- [DATA LISTING]

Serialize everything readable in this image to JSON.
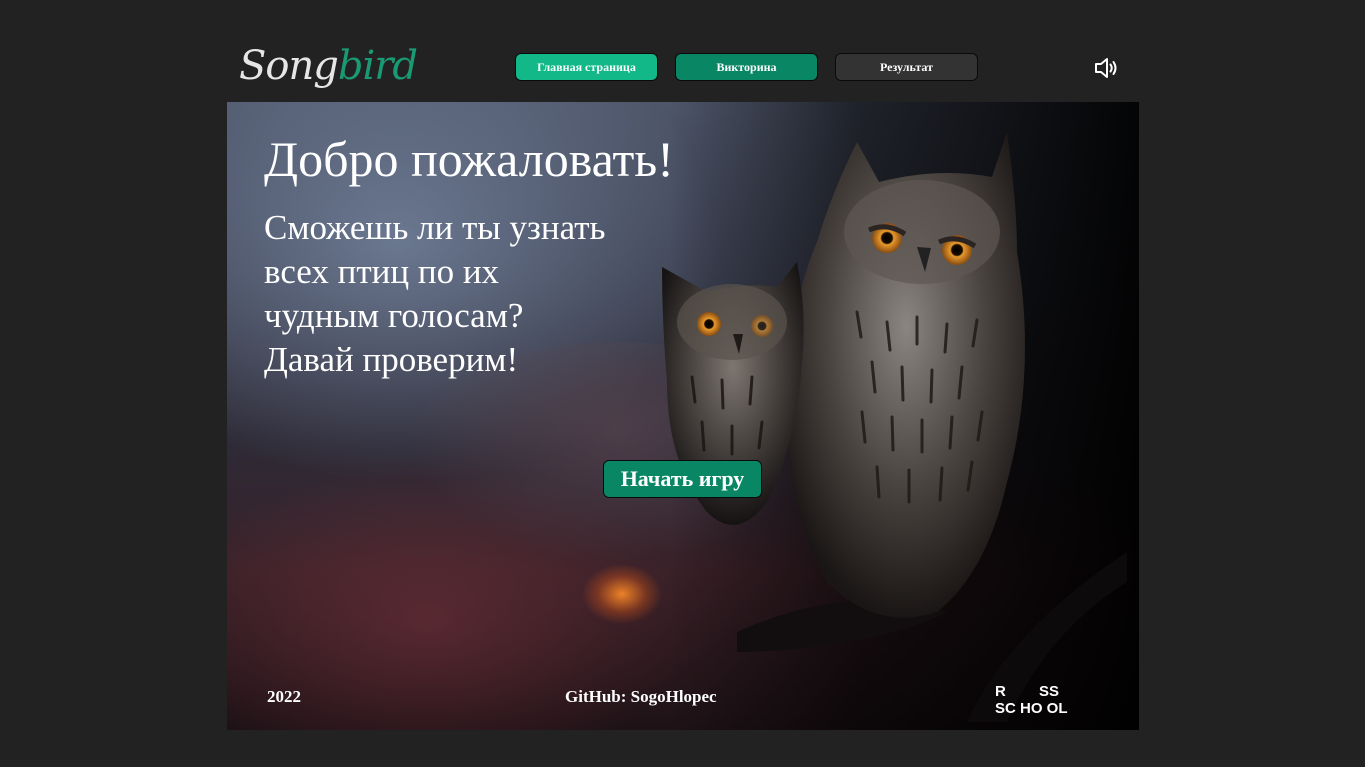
{
  "header": {
    "logo_part1": "Song",
    "logo_part2": "bird",
    "nav": {
      "home": "Главная страница",
      "quiz": "Викторина",
      "result": "Результат"
    },
    "sound_icon": "speaker-icon"
  },
  "main": {
    "title": "Добро пожаловать!",
    "intro_lines": [
      "Сможешь ли ты узнать",
      "всех птиц по их",
      "чудным голосам?",
      "Давай проверим!"
    ],
    "start_button": "Начать игру"
  },
  "footer": {
    "year": "2022",
    "github": "GitHub: SogoHlopec",
    "school_logo": {
      "row1_left": "R",
      "row1_right": "SS",
      "row2": "SC HO OL"
    }
  },
  "colors": {
    "background": "#222222",
    "accent_home": "#12b887",
    "accent_quiz": "#098765",
    "button_dark": "#333333",
    "logo_accent": "#1a9a72"
  }
}
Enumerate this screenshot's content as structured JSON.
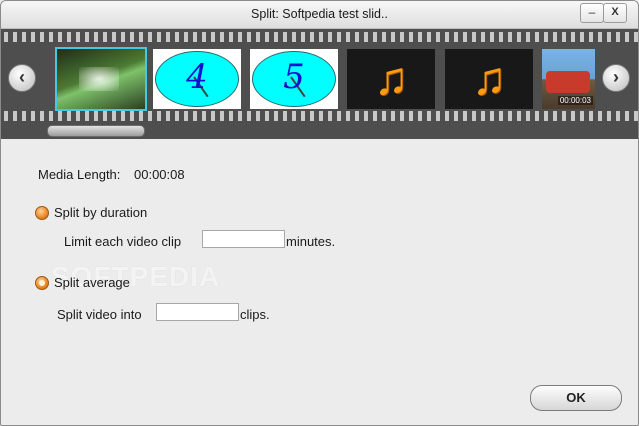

- [DIRECTIONS FOR THIS TASK] Write out the material above again, word for word, minus its pictures.

- [TASK ANSWER]
Serialize everything readable in this image to JSON.
{
  "header": {
    "logo_part1": "Song",
    "logo_part2": "bird",
    "nav": {
      "home": "Главная страница",
      "quiz": "Викторина",
      "result": "Результат"
    },
    "sound_icon": "speaker-icon"
  },
  "main": {
    "title": "Добро пожаловать!",
    "intro_lines": [
      "Сможешь ли ты узнать",
      "всех птиц по их",
      "чудным голосам?",
      "Давай проверим!"
    ],
    "start_button": "Начать игру"
  },
  "footer": {
    "year": "2022",
    "github": "GitHub: SogoHlopec",
    "school_logo": {
      "row1_left": "R",
      "row1_right": "SS",
      "row2": "SC HO OL"
    }
  },
  "colors": {
    "background": "#222222",
    "accent_home": "#12b887",
    "accent_quiz": "#098765",
    "button_dark": "#333333",
    "logo_accent": "#1a9a72"
  }
}
Enumerate this screenshot's content as structured JSON.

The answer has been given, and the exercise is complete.